Stored records:
────────────────────────────────────────
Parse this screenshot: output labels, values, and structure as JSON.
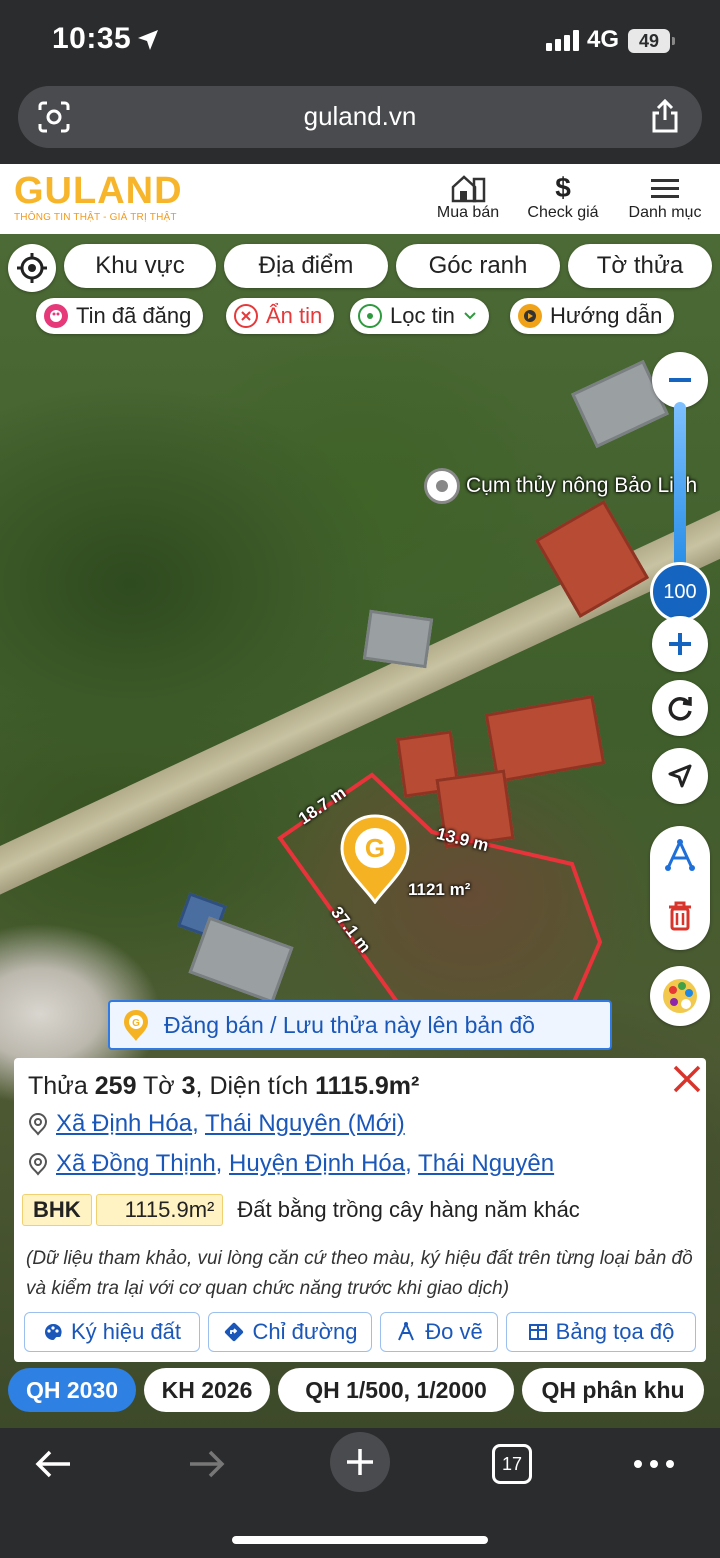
{
  "status_bar": {
    "time": "10:35",
    "network": "4G",
    "battery": "49"
  },
  "browser": {
    "url": "guland.vn",
    "tabs_count": "17"
  },
  "header": {
    "logo": "GULAND",
    "tagline": "THÔNG TIN THẬT - GIÁ TRỊ THẬT",
    "nav": [
      {
        "label": "Mua bán",
        "icon": "house-icon"
      },
      {
        "label": "Check giá",
        "icon": "dollar-icon"
      },
      {
        "label": "Danh mục",
        "icon": "menu-icon"
      }
    ]
  },
  "map_tabs": [
    "Khu vực",
    "Địa điểm",
    "Góc ranh",
    "Tờ thửa"
  ],
  "map_pills": [
    {
      "label": "Tin đã đăng",
      "icon": "palette-icon"
    },
    {
      "label": "Ẩn tin",
      "icon": "close-circle-icon"
    },
    {
      "label": "Lọc tin",
      "icon": "pin-icon"
    },
    {
      "label": "Hướng dẫn",
      "icon": "play-icon"
    }
  ],
  "map": {
    "poi_label": "Cụm thủy nông Bảo Linh",
    "zoom_level": "100",
    "parcel": {
      "edge_top": "18.7 m",
      "edge_right": "13.9 m",
      "edge_left": "37.1 m",
      "area": "1121 m²"
    },
    "save_banner": "Đăng bán / Lưu thửa này lên bản đồ"
  },
  "parcel_info": {
    "title_prefix": "Thửa",
    "parcel_no": "259",
    "sheet_label": "Tờ",
    "sheet_no": "3",
    "area_label": "Diện tích",
    "area_value": "1115.9m²",
    "address_new": {
      "commune": "Xã Định Hóa",
      "province": "Thái Nguyên (Mới)"
    },
    "address_old": {
      "commune": "Xã Đồng Thịnh",
      "district": "Huyện Định Hóa",
      "province": "Thái Nguyên"
    },
    "land_code": "BHK",
    "land_area": "1115.9m²",
    "land_type": "Đất bằng trồng cây hàng năm khác",
    "note": "(Dữ liệu tham khảo, vui lòng căn cứ theo màu, ký hiệu đất trên từng loại bản đồ và kiểm tra lại với cơ quan chức năng trước khi giao dịch)",
    "actions": [
      "Ký hiệu đất",
      "Chỉ đường",
      "Đo vẽ",
      "Bảng tọa độ"
    ]
  },
  "layer_tabs": [
    "QH 2030",
    "KH 2026",
    "QH 1/500, 1/2000",
    "QH phân khu"
  ],
  "colors": {
    "brand": "#f7b52c",
    "link": "#1a57b8",
    "active_tab": "#2f80e3",
    "parcel_outline": "#e8333a"
  }
}
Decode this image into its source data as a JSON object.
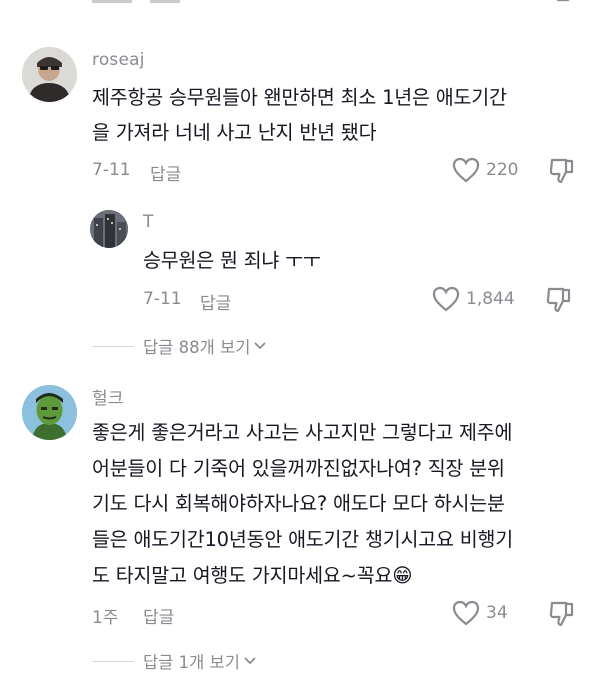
{
  "comments": [
    {
      "username": "roseaj",
      "text": "제주항공 승무원들아 왠만하면 최소 1년은 애도기간을 가져라 너네 사고 난지 반년 됐다",
      "lines": [
        "제주항공 승무원들아 왠만하면 최소 1년은 애도기간",
        "을 가져라 너네 사고 난지 반년 됐다"
      ],
      "date": "7-11",
      "reply_label": "답글",
      "likes": "220",
      "replies": [
        {
          "username": "T",
          "text": "승무원은 뭔 죄냐 ㅜㅜ",
          "date": "7-11",
          "reply_label": "답글",
          "likes": "1,844"
        }
      ],
      "more_replies": "답글 88개 보기"
    },
    {
      "username": "헐크",
      "lines": [
        "좋은게 좋은거라고 사고는 사고지만 그렇다고 제주에",
        "어분들이 다 기죽어 있을꺼까진없자나여? 직장 분위",
        "기도 다시 회복해야하자나요? 애도다 모다 하시는분",
        "들은 애도기간10년동안 애도기간 챙기시고요 비행기",
        "도 타지말고 여행도 가지마세요~꼭요😁"
      ],
      "date": "1주",
      "reply_label": "답글",
      "likes": "34",
      "more_replies": "답글 1개 보기"
    }
  ],
  "icons": {
    "like": "heart-outline-icon",
    "dislike": "thumbs-down-outline-icon",
    "chevron": "chevron-down-icon"
  },
  "colors": {
    "text": "#161823",
    "muted": "#8a8b91",
    "divider": "#d8d8da"
  }
}
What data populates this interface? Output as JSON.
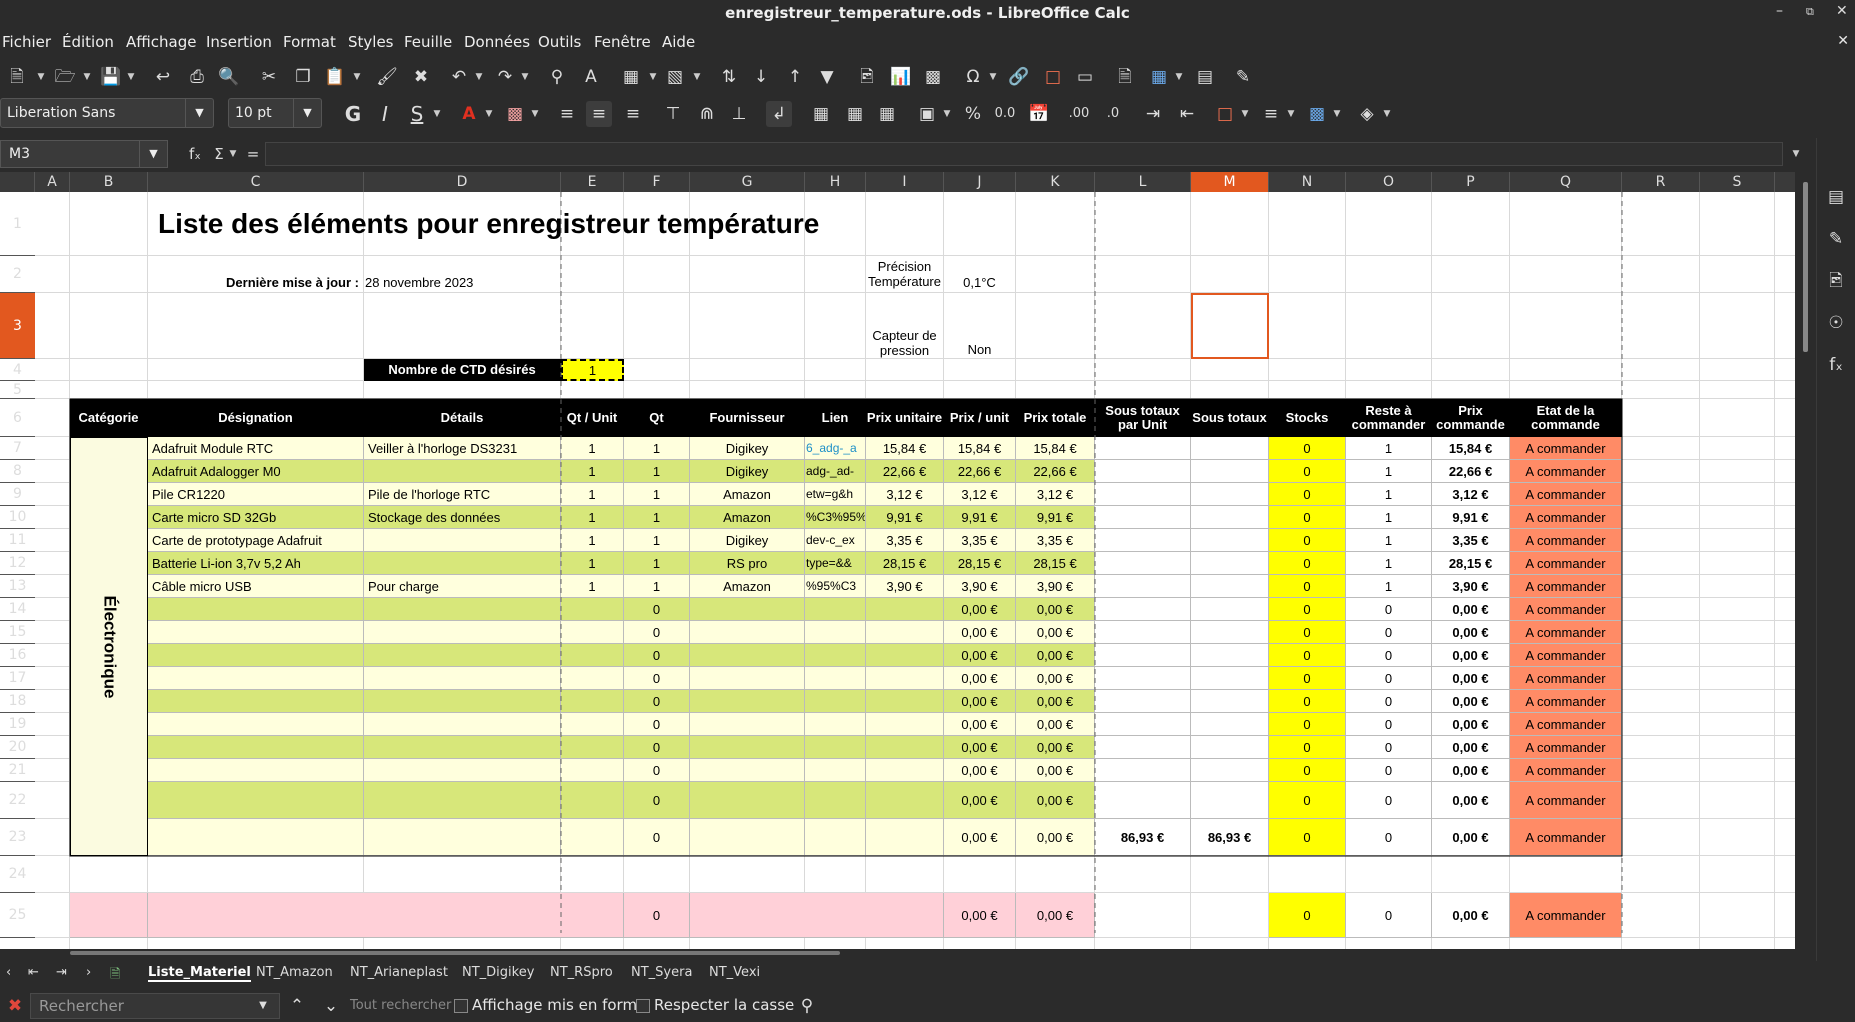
{
  "window": {
    "title": "enregistreur_temperature.ods - LibreOffice Calc"
  },
  "menu": [
    "Fichier",
    "Édition",
    "Affichage",
    "Insertion",
    "Format",
    "Styles",
    "Feuille",
    "Données",
    "Outils",
    "Fenêtre",
    "Aide"
  ],
  "font": {
    "name": "Liberation Sans",
    "size": "10 pt"
  },
  "namebox": "M3",
  "formula_symbols": {
    "fx": "fₓ",
    "sum": "Σ",
    "eq": "="
  },
  "columns": [
    "A",
    "B",
    "C",
    "D",
    "E",
    "F",
    "G",
    "H",
    "I",
    "J",
    "K",
    "L",
    "M",
    "N",
    "O",
    "P",
    "Q",
    "R",
    "S"
  ],
  "rows": [
    "1",
    "2",
    "3",
    "4",
    "5",
    "6",
    "7",
    "8",
    "9",
    "10",
    "11",
    "12",
    "13",
    "14",
    "15",
    "16",
    "17",
    "18",
    "19",
    "20",
    "21",
    "22",
    "23",
    "24",
    "25"
  ],
  "sheet": {
    "title": "Liste des éléments pour enregistreur température",
    "last_update_label": "Dernière mise à jour :",
    "last_update_value": "28 novembre 2023",
    "precision_label": "Précision Température",
    "precision_value": "0,1°C",
    "pressure_label": "Capteur de pression",
    "pressure_value": "Non",
    "ctd_label": "Nombre de CTD désirés",
    "ctd_value": "1",
    "category": "Électronique",
    "headers": [
      "Catégorie",
      "Désignation",
      "Détails",
      "Qt / Unit",
      "Qt",
      "Fournisseur",
      "Lien",
      "Prix unitaire",
      "Prix / unit",
      "Prix totale",
      "Sous totaux par Unit",
      "Sous totaux",
      "Stocks",
      "Reste à commander",
      "Prix commande",
      "Etat de la commande"
    ],
    "items": [
      {
        "designation": "Adafruit Module RTC",
        "details": "Veiller à l'horloge DS3231",
        "qtu": "1",
        "qt": "1",
        "fournisseur": "Digikey",
        "lien": "6_adg-_a",
        "pu": "15,84 €",
        "pun": "15,84 €",
        "pt": "15,84 €",
        "stock": "0",
        "reste": "1",
        "pc": "15,84 €",
        "etat": "A commander"
      },
      {
        "designation": "Adafruit Adalogger M0",
        "details": "",
        "qtu": "1",
        "qt": "1",
        "fournisseur": "Digikey",
        "lien": "adg-_ad-",
        "pu": "22,66 €",
        "pun": "22,66 €",
        "pt": "22,66 €",
        "stock": "0",
        "reste": "1",
        "pc": "22,66 €",
        "etat": "A commander"
      },
      {
        "designation": "Pile CR1220",
        "details": "Pile de l'horloge RTC",
        "qtu": "1",
        "qt": "1",
        "fournisseur": "Amazon",
        "lien": "etw=g&h",
        "pu": "3,12 €",
        "pun": "3,12 €",
        "pt": "3,12 €",
        "stock": "0",
        "reste": "1",
        "pc": "3,12 €",
        "etat": "A commander"
      },
      {
        "designation": "Carte micro SD 32Gb",
        "details": "Stockage des données",
        "qtu": "1",
        "qt": "1",
        "fournisseur": "Amazon",
        "lien": "%C3%95%",
        "pu": "9,91 €",
        "pun": "9,91 €",
        "pt": "9,91 €",
        "stock": "0",
        "reste": "1",
        "pc": "9,91 €",
        "etat": "A commander"
      },
      {
        "designation": "Carte de prototypage Adafruit",
        "details": "",
        "qtu": "1",
        "qt": "1",
        "fournisseur": "Digikey",
        "lien": "dev-c_ex",
        "pu": "3,35 €",
        "pun": "3,35 €",
        "pt": "3,35 €",
        "stock": "0",
        "reste": "1",
        "pc": "3,35 €",
        "etat": "A commander"
      },
      {
        "designation": "Batterie Li-ion 3,7v 5,2 Ah",
        "details": "",
        "qtu": "1",
        "qt": "1",
        "fournisseur": "RS pro",
        "lien": "type=&&",
        "pu": "28,15 €",
        "pun": "28,15 €",
        "pt": "28,15 €",
        "stock": "0",
        "reste": "1",
        "pc": "28,15 €",
        "etat": "A commander"
      },
      {
        "designation": "Câble micro USB",
        "details": "Pour charge",
        "qtu": "1",
        "qt": "1",
        "fournisseur": "Amazon",
        "lien": "%95%C3",
        "pu": "3,90 €",
        "pun": "3,90 €",
        "pt": "3,90 €",
        "stock": "0",
        "reste": "1",
        "pc": "3,90 €",
        "etat": "A commander"
      }
    ],
    "empty_row": {
      "qt": "0",
      "pun": "0,00 €",
      "pt": "0,00 €",
      "stock": "0",
      "reste": "0",
      "pc": "0,00 €",
      "etat": "A commander"
    },
    "subtotal_unit": "86,93 €",
    "subtotal": "86,93 €"
  },
  "sheet_tabs": [
    "Liste_Materiel",
    "NT_Amazon",
    "NT_Arianeplast",
    "NT_Digikey",
    "NT_RSpro",
    "NT_Syera",
    "NT_Vexi"
  ],
  "find": {
    "placeholder": "Rechercher",
    "search_all": "Tout rechercher",
    "formatted_display": "Affichage mis en forme",
    "match_case": "Respecter la casse"
  }
}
────────────────────────────────────────
The request:
Look for the word "text" in every line of the listing and copy the lines that have it.

Complete answer:
      "text": "제주항공 승무원들아 왠만하면 최소 1년은 애도기간을 가져라 너네 사고 난지 반년 됐다",
          "text": "승무원은 뭔 죄냐 ㅜㅜ",
    "text": "#161823",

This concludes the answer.